TO BE DONE
Retype the data exactly, starting at the line that contains "number badge 8 [1450,648,1582,780]" and ending at the line that contains "text: item 3: mainte", both included.

EXERCISE INPUT
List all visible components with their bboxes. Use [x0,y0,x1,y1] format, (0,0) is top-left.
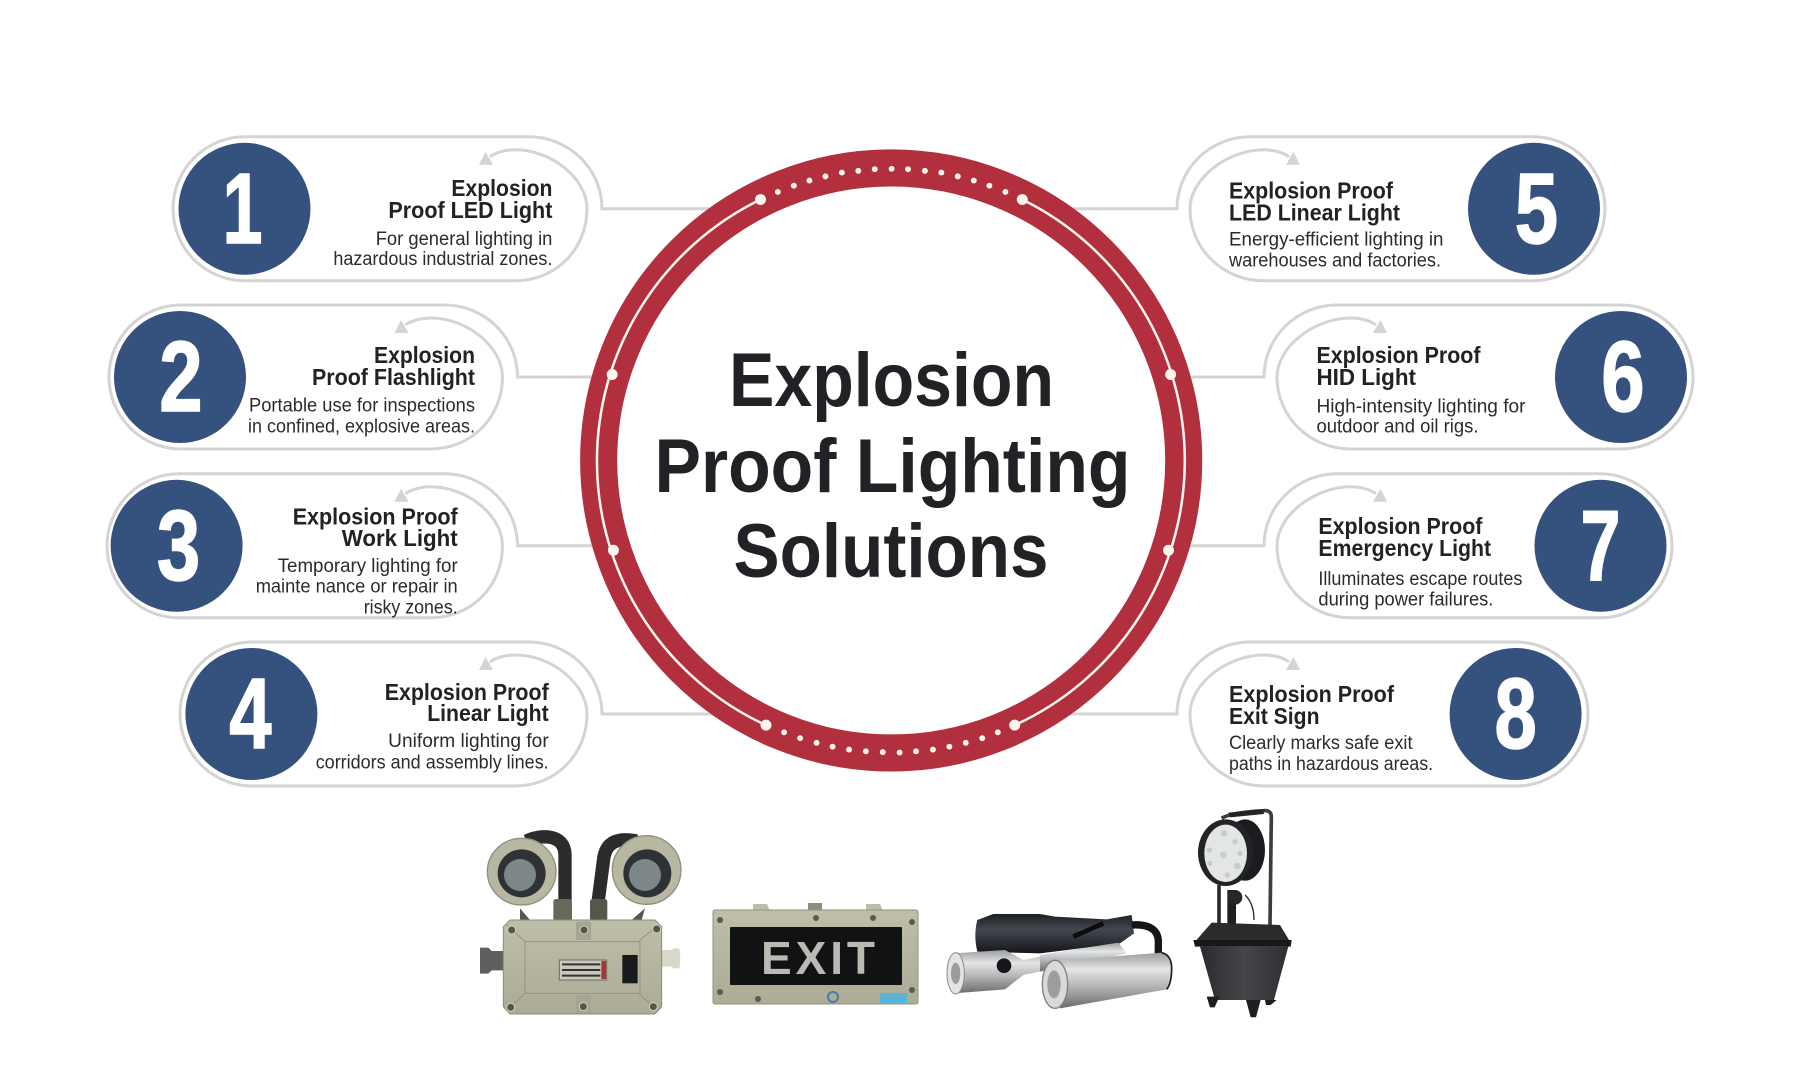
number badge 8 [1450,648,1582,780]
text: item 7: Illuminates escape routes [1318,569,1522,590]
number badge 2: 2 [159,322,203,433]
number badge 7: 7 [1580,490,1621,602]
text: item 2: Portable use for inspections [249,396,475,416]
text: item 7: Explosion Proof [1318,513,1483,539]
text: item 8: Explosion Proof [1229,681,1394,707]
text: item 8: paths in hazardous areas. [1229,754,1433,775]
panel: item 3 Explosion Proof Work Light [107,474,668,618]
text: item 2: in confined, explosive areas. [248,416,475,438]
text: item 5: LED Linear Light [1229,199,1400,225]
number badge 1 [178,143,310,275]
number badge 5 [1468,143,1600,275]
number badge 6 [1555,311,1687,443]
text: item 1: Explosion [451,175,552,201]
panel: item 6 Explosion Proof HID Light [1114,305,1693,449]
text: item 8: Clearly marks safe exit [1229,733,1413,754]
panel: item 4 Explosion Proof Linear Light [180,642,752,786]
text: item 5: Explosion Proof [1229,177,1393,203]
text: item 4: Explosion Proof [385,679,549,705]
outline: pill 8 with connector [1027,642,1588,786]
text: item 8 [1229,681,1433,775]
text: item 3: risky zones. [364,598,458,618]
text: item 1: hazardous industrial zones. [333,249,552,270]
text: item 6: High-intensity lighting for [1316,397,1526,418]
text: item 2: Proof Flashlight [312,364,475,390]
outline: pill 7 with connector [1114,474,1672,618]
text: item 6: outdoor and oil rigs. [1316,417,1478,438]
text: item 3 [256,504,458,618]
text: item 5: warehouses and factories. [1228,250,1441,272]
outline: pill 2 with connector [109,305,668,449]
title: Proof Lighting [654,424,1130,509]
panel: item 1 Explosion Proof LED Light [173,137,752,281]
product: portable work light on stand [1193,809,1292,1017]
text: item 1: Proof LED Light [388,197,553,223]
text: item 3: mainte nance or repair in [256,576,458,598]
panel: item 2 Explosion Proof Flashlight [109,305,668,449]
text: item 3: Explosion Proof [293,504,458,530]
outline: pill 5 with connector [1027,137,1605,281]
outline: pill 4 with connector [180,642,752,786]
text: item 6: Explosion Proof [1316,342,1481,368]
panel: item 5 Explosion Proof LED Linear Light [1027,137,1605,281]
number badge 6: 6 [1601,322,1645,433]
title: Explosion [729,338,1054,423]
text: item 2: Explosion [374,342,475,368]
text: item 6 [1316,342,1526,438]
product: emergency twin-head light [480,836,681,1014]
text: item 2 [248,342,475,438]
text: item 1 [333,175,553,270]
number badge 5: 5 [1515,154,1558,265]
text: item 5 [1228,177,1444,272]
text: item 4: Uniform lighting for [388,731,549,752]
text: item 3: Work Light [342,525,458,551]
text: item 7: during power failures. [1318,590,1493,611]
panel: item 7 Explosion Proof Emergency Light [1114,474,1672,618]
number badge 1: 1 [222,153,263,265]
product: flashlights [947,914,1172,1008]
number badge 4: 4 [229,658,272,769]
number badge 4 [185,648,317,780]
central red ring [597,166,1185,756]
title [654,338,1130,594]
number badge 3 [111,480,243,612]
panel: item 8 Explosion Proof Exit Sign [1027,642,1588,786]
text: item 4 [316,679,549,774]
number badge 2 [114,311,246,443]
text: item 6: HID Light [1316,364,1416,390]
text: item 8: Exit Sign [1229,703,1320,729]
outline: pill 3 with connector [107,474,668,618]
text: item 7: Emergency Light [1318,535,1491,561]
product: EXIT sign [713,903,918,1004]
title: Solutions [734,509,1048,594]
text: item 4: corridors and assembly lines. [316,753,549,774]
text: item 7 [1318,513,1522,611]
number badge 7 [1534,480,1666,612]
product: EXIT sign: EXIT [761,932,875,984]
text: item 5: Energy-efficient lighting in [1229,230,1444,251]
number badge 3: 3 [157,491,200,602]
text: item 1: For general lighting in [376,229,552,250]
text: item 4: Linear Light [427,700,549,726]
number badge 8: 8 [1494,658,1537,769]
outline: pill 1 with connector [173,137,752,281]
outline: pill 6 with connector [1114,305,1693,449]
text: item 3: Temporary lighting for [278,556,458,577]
==
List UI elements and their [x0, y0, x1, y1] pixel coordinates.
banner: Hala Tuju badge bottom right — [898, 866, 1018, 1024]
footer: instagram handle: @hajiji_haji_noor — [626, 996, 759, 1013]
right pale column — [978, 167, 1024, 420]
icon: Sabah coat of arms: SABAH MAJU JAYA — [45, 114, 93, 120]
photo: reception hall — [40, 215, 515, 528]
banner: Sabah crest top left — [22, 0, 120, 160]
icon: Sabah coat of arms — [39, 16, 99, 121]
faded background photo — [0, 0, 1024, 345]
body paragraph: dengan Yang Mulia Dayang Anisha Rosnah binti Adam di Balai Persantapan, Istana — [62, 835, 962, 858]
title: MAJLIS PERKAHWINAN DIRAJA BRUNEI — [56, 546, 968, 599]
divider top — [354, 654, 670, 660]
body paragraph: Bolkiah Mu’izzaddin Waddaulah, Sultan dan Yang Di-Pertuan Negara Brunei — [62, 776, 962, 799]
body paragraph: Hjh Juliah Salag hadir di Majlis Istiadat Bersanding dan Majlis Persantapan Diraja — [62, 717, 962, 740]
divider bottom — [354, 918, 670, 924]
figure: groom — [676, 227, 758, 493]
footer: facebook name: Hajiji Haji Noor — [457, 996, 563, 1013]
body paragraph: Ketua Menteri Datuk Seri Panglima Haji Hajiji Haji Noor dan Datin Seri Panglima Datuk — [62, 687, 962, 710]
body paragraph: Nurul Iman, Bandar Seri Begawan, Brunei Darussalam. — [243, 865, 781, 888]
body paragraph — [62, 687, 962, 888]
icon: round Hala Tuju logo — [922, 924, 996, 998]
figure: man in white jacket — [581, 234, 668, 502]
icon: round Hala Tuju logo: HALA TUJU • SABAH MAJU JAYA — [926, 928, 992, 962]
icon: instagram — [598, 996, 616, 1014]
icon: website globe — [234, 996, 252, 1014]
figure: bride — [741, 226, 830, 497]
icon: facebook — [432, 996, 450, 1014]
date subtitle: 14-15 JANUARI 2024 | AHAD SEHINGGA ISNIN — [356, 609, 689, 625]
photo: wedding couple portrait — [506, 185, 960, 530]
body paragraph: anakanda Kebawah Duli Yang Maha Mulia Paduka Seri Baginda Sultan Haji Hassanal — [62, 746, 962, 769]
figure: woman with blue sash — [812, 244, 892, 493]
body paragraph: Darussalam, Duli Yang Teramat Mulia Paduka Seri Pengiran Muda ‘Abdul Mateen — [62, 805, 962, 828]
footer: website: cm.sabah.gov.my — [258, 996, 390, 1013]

SOLUTION
number badge 8 [1450,648,1582,780]
text: item 7: Illuminates escape routes [1318,569,1522,590]
number badge 2: 2 [159,322,203,433]
number badge 7: 7 [1580,490,1621,602]
text: item 2: Portable use for inspections [249,396,475,416]
text: item 7: Explosion Proof [1318,513,1483,539]
text: item 8: Explosion Proof [1229,681,1394,707]
text: item 8: paths in hazardous areas. [1229,754,1433,775]
panel: item 3 Explosion Proof Work Light [107,474,668,618]
text: item 2: in confined, explosive areas. [248,416,475,438]
text: item 5: LED Linear Light [1229,199,1400,225]
number badge 1 [178,143,310,275]
number badge 5 [1468,143,1600,275]
number badge 6 [1555,311,1687,443]
text: item 1: Explosion [451,175,552,201]
panel: item 6 Explosion Proof HID Light [1114,305,1693,449]
text: item 8: Clearly marks safe exit [1229,733,1413,754]
panel: item 4 Explosion Proof Linear Light [180,642,752,786]
text: item 5: Explosion Proof [1229,177,1393,203]
text: item 4: Explosion Proof [385,679,549,705]
outline: pill 8 with connector [1027,642,1588,786]
text: item 8 [1229,681,1433,775]
text: item 3: risky zones. [364,598,458,618]
text: item 1: hazardous industrial zones. [333,249,552,270]
text: item 6: High-intensity lighting for [1316,397,1526,418]
text: item 2: Proof Flashlight [312,364,475,390]
outline: pill 7 with connector [1114,474,1672,618]
text: item 6: outdoor and oil rigs. [1316,417,1478,438]
text: item 3 [256,504,458,618]
text: item 5: warehouses and factories. [1228,250,1441,272]
outline: pill 2 with connector [109,305,668,449]
title: Proof Lighting [654,424,1130,509]
panel: item 1 Explosion Proof LED Light [173,137,752,281]
product: portable work light on stand [1193,809,1292,1017]
text: item 1: Proof LED Light [388,197,553,223]
text: item 3: mainte nance or repair in [256,576,458,598]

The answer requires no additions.